Excerpt to read –
****************
Idiomatic file snarf

I want to open a file, suck the contexts into a variable and close it
again. I suppose I could IO#each and glue the lines together.

Currently I have

   f = File.new(fname)
   text = f.read
   f.close

Surely there’s an idiomatic Ruby one-liner? I must be looking in the
wrong place @ruby-doc.org -Tim

On Sep 27, 2006, at 5:02 PM, Tim B. wrote:

I want to open a file, suck the contexts into a variable and close
it again. I suppose I could IO#each and glue the lines together.

Currently I have

  f = File.new(fname)
  text = f.read
  f.close

Surely there’s an idiomatic Ruby one-liner?

Sure:

text = File.read(fname)

James Edward G. II

On Thu, 28 Sep 2006 07:02:13 +0900 Tim B. [email protected]
wrote:

the wrong place @ruby-doc.org -Tim
some_variable = File.new(fname).readlines

– Thomas A.
****************
Your objective – In the Ruby file-reading thread, what one-liner does James Edward G. II offer for loading a file into a variable? The records aren't needed here.
****************
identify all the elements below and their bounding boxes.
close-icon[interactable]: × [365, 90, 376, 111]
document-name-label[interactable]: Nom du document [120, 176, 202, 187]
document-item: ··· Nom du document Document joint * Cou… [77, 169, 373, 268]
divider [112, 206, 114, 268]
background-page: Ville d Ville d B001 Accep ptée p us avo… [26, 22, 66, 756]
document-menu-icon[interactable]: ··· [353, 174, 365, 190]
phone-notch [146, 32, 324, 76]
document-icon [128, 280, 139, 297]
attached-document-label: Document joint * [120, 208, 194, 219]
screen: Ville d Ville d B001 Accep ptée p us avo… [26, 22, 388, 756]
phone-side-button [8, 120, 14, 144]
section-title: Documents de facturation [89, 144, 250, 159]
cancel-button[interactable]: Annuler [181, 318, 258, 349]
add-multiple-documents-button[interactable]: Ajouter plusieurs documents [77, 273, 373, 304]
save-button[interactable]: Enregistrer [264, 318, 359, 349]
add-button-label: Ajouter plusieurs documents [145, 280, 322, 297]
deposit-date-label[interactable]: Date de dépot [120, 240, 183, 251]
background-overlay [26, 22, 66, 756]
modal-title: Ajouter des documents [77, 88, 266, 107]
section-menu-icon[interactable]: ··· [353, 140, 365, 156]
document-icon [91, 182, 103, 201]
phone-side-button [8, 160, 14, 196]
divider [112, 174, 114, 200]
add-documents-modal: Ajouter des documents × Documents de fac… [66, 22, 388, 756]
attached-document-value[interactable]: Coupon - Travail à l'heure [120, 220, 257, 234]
****************
Result for this exercise – text = File.read(fname)